Short problem →
Look at the entries below and reproduce them exactly.
-- BEGIN The input --
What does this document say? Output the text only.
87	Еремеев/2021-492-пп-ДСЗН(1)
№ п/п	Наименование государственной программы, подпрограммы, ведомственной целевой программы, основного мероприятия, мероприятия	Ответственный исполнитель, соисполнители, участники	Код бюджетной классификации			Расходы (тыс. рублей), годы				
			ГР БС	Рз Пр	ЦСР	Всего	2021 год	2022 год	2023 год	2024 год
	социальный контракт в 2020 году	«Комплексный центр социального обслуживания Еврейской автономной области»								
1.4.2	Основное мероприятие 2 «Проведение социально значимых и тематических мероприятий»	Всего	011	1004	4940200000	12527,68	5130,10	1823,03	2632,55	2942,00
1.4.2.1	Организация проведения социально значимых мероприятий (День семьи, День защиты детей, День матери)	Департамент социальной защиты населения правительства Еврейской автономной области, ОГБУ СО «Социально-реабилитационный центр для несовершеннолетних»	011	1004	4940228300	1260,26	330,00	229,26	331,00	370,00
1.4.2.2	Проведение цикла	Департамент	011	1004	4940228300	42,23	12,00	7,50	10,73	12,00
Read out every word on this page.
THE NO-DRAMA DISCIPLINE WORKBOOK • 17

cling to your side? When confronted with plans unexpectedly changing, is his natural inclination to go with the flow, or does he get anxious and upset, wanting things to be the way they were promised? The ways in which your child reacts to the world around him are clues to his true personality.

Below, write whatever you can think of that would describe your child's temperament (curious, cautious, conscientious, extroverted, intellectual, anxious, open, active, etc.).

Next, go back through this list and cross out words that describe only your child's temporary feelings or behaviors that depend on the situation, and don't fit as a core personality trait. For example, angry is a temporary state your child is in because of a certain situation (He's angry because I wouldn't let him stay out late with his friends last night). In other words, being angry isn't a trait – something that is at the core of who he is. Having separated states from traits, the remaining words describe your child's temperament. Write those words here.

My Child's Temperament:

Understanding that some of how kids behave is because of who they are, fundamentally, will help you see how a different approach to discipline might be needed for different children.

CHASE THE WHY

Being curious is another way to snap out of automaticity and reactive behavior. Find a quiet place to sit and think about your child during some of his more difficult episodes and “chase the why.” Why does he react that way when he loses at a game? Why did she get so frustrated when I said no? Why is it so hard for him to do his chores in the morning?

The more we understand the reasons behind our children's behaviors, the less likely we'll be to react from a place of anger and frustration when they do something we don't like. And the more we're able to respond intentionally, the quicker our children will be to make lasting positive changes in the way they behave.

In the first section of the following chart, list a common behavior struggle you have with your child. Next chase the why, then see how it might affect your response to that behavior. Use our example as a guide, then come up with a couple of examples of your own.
-- END The input --
Correct output →
What does this document say? Output the text only.
87	Еремеев/2021-492-пп-ДСЗН(1)
№ п/п	Наименование государственной программы, подпрограммы, ведомственной целевой программы, основного мероприятия, мероприятия	Ответственный исполнитель, соисполнители, участники	Код бюджетной классификации			Расходы (тыс. рублей), годы				
			ГР БС	Рз Пр	ЦСР	Всего	2021 год	2022 год	2023 год	2024 год
	социальный контракт в 2020 году	«Комплексный центр социального обслуживания Еврейской автономной области»								
1.4.2	Основное мероприятие 2 «Проведение социально значимых и тематических мероприятий»	Всего	011	1004	4940200000	12527,68	5130,10	1823,03	2632,55	2942,00
1.4.2.1	Организация проведения социально значимых мероприятий (День семьи, День защиты детей, День матери)	Департамент социальной защиты населения правительства Еврейской автономной области, ОГБУ СО «Социально-реабилитационный центр для несовершеннолетних»	011	1004	4940228300	1260,26	330,00	229,26	331,00	370,00
1.4.2.2	Проведение цикла	Департамент	011	1004	4940228300	42,23	12,00	7,50	10,73	12,00
Read out every word on this page.
THE NO-DRAMA DISCIPLINE WORKBOOK • 17

cling to your side? When confronted with plans unexpectedly changing, is his natural inclination to go with the flow, or does he get anxious and upset, wanting things to be the way they were promised? The ways in which your child reacts to the world around him are clues to his true personality.

Below, write whatever you can think of that would describe your child's temperament (curious, cautious, conscientious, extroverted, intellectual, anxious, open, active, etc.).

Next, go back through this list and cross out words that describe only your child's temporary feelings or behaviors that depend on the situation, and don't fit as a core personality trait. For example, angry is a temporary state your child is in because of a certain situation (He's angry because I wouldn't let him stay out late with his friends last night). In other words, being angry isn't a trait – something that is at the core of who he is. Having separated states from traits, the remaining words describe your child's temperament. Write those words here.

My Child's Temperament:

Understanding that some of how kids behave is because of who they are, fundamentally, will help you see how a different approach to discipline might be needed for different children.

CHASE THE WHY

Being curious is another way to snap out of automaticity and reactive behavior. Find a quiet place to sit and think about your child during some of his more difficult episodes and “chase the why.” Why does he react that way when he loses at a game? Why did she get so frustrated when I said no? Why is it so hard for him to do his chores in the morning?

The more we understand the reasons behind our children's behaviors, the less likely we'll be to react from a place of anger and frustration when they do something we don't like. And the more we're able to respond intentionally, the quicker our children will be to make lasting positive changes in the way they behave.

In the first section of the following chart, list a common behavior struggle you have with your child. Next chase the why, then see how it might affect your response to that behavior. Use our example as a guide, then come up with a couple of examples of your own.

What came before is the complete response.